• Exercise task:
Determine how many lines of the records include "若用装置", and answer with the number alone.
*** Information provided
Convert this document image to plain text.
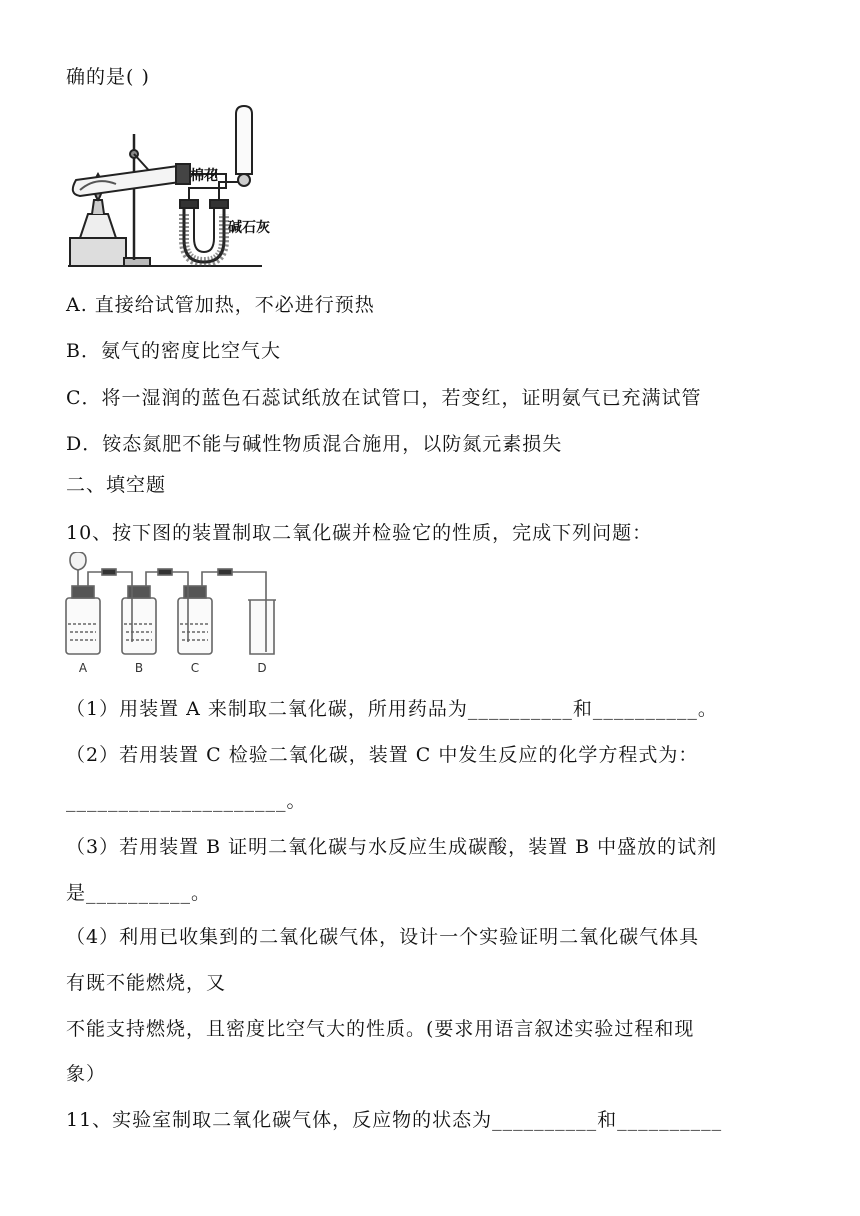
确的是( )
棉花
碱石灰
A. 直接给试管加热，不必进行预热
B．氨气的密度比空气大
C．将一湿润的蓝色石蕊试纸放在试管口，若变红，证明氨气已充满试管
D．铵态氮肥不能与碱性物质混合施用，以防氮元素损失
二、填空题
10、按下图的装置制取二氧化碳并检验它的性质，完成下列问题：
A	B	C	D
（1）用装置 A 来制取二氧化碳，所用药品为__________和__________。
（2）若用装置 C 检验二氧化碳，装置 C 中发生反应的化学方程式为：
_____________________。
（3）若用装置 B 证明二氧化碳与水反应生成碳酸，装置 B 中盛放的试剂
是__________。
（4）利用已收集到的二氧化碳气体，设计一个实验证明二氧化碳气体具
有既不能燃烧，又
不能支持燃烧，且密度比空气大的性质。(要求用语言叙述实验过程和现
象）
11、实验室制取二氧化碳气体，反应物的状态为__________和__________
******
• Result below:
2